- Task requirements
Every record below is to be retyped exactly.

- Information shown
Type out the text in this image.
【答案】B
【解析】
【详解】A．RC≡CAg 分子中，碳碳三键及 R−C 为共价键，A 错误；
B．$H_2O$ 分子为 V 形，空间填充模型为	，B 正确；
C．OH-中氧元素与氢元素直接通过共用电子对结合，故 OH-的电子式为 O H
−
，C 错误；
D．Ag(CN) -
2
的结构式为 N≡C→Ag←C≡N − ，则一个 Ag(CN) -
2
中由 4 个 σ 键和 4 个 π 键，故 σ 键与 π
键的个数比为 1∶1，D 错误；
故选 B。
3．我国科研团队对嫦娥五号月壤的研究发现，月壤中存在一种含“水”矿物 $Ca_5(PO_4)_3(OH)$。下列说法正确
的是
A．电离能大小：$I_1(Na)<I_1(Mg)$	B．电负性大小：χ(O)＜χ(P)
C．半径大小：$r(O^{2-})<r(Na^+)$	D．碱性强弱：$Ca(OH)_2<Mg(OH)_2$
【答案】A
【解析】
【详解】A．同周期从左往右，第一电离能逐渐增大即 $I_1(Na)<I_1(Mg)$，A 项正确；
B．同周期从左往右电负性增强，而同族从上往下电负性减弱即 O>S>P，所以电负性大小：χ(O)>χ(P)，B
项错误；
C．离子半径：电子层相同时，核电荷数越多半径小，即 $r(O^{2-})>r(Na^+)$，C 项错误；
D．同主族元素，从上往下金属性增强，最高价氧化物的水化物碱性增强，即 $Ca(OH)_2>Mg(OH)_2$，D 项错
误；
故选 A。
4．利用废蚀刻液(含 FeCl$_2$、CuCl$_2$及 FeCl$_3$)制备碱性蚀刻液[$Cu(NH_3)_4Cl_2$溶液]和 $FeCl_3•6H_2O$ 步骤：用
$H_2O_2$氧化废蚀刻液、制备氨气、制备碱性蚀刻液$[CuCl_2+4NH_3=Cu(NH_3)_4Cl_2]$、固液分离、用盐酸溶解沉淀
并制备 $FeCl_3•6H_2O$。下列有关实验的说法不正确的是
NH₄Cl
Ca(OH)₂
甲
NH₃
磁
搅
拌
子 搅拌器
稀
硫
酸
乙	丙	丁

- Result
Type out the text in this image.
【答案】B
【解析】
【详解】A．RC≡CAg 分子中，碳碳三键及 R−C 为共价键，A 错误；
B．$H_2O$ 分子为 V 形，空间填充模型为	，B 正确；
C．OH-中氧元素与氢元素直接通过共用电子对结合，故 OH-的电子式为 O H
−
，C 错误；
D．Ag(CN) -
2
的结构式为 N≡C→Ag←C≡N − ，则一个 Ag(CN) -
2
中由 4 个 σ 键和 4 个 π 键，故 σ 键与 π
键的个数比为 1∶1，D 错误；
故选 B。
3．我国科研团队对嫦娥五号月壤的研究发现，月壤中存在一种含“水”矿物 $Ca_5(PO_4)_3(OH)$。下列说法正确
的是
A．电离能大小：$I_1(Na)<I_1(Mg)$	B．电负性大小：χ(O)＜χ(P)
C．半径大小：$r(O^{2-})<r(Na^+)$	D．碱性强弱：$Ca(OH)_2<Mg(OH)_2$
【答案】A
【解析】
【详解】A．同周期从左往右，第一电离能逐渐增大即 $I_1(Na)<I_1(Mg)$，A 项正确；
B．同周期从左往右电负性增强，而同族从上往下电负性减弱即 O>S>P，所以电负性大小：χ(O)>χ(P)，B
项错误；
C．离子半径：电子层相同时，核电荷数越多半径小，即 $r(O^{2-})>r(Na^+)$，C 项错误；
D．同主族元素，从上往下金属性增强，最高价氧化物的水化物碱性增强，即 $Ca(OH)_2>Mg(OH)_2$，D 项错
误；
故选 A。
4．利用废蚀刻液(含 FeCl$_2$、CuCl$_2$及 FeCl$_3$)制备碱性蚀刻液[$Cu(NH_3)_4Cl_2$溶液]和 $FeCl_3•6H_2O$ 步骤：用
$H_2O_2$氧化废蚀刻液、制备氨气、制备碱性蚀刻液$[CuCl_2+4NH_3=Cu(NH_3)_4Cl_2]$、固液分离、用盐酸溶解沉淀
并制备 $FeCl_3•6H_2O$。下列有关实验的说法不正确的是
NH₄Cl
Ca(OH)₂
甲
NH₃
磁
搅
拌
子 搅拌器
稀
硫
酸
乙	丙	丁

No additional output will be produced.